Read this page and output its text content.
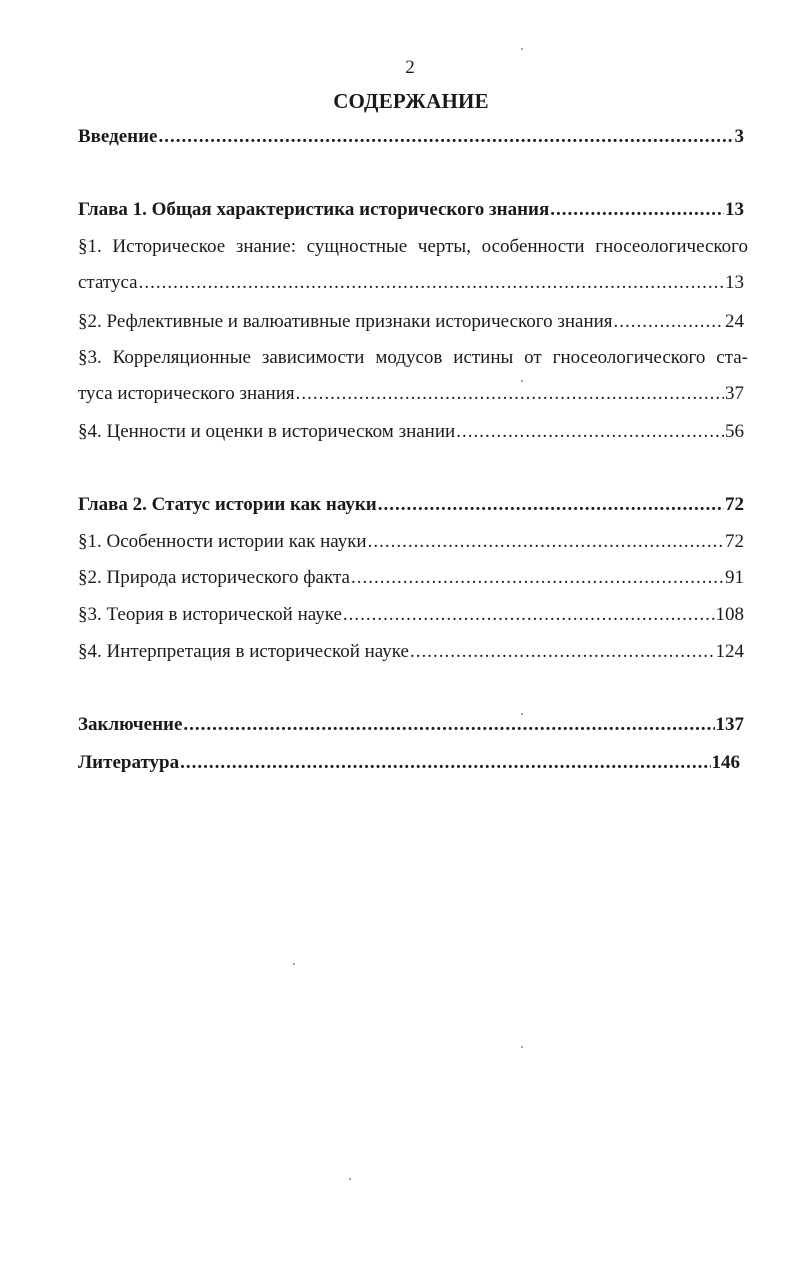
2
СОДЕРЖАНИЕ
Введение .....	3
Глава 1. Общая характеристика исторического знания .....	13
§1. Историческое знание: сущностные черты, особенности гносеологического
статуса .....	13
§2. Рефлективные и валюативные признаки исторического знания .....	24
§3. Корреляционные зависимости модусов истины от гносеологического ста-
туса исторического знания .....	37
§4. Ценности и оценки в историческом знании .....	56
Глава 2. Статус истории как науки .....	72
§1. Особенности истории как науки .....	72
§2. Природа исторического факта .....	91
§3. Теория в исторической науке .....	108
§4. Интерпретация в исторической науке .....	124
Заключение .....	137
Литература .....	146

- EXERCISE DETAILS
Write the listing above out again exactly, dropping each image.

- PROBLEM SOLUTION
Read this page and output its text content.
2
СОДЕРЖАНИЕ
Введение .....	3
Глава 1. Общая характеристика исторического знания .....	13
§1. Историческое знание: сущностные черты, особенности гносеологического
статуса .....	13
§2. Рефлективные и валюативные признаки исторического знания .....	24
§3. Корреляционные зависимости модусов истины от гносеологического ста-
туса исторического знания .....	37
§4. Ценности и оценки в историческом знании .....	56
Глава 2. Статус истории как науки .....	72
§1. Особенности истории как науки .....	72
§2. Природа исторического факта .....	91
§3. Теория в исторической науке .....	108
§4. Интерпретация в исторической науке .....	124
Заключение .....	137
Литература .....	146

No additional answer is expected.